§ **Short task**
Copy whichever lines contain the string "icon".

============================================================

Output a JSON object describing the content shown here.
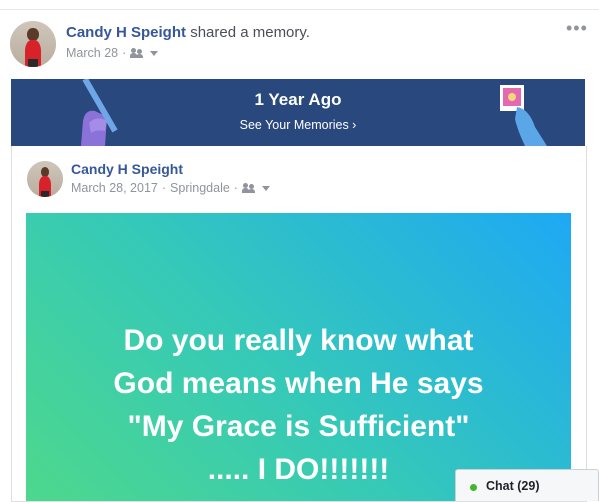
{
  "post": {
    "author": "Candy H Speight",
    "action": "shared a memory.",
    "date": "March 28",
    "more_icon": "ellipsis-icon",
    "audience_icon": "friends-icon"
  },
  "memory_banner": {
    "title": "1 Year Ago",
    "link": "See Your Memories ›",
    "background": "#29487d"
  },
  "shared_post": {
    "author": "Candy H Speight",
    "date": "March 28, 2017",
    "location": "Springdale",
    "quote_lines": [
      "Do you really know what",
      "God means when He says",
      "\"My Grace is Sufficient\"",
      "..... I DO!!!!!!!"
    ],
    "gradient": [
      "#4ed88c",
      "#1ea8f4"
    ]
  },
  "chat": {
    "label": "Chat (29)",
    "status_color": "#42b72a"
  }
}
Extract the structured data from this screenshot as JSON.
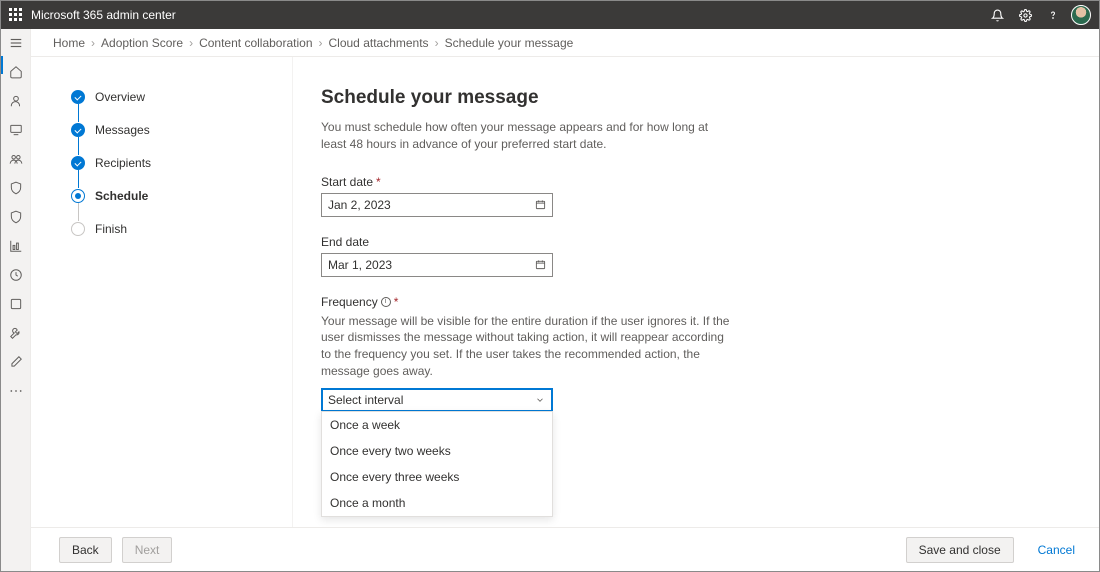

============================================================

§ **Result for this exercise**
    "more_icon": "ellipsis-icon",
    "audience_icon": "friends-icon"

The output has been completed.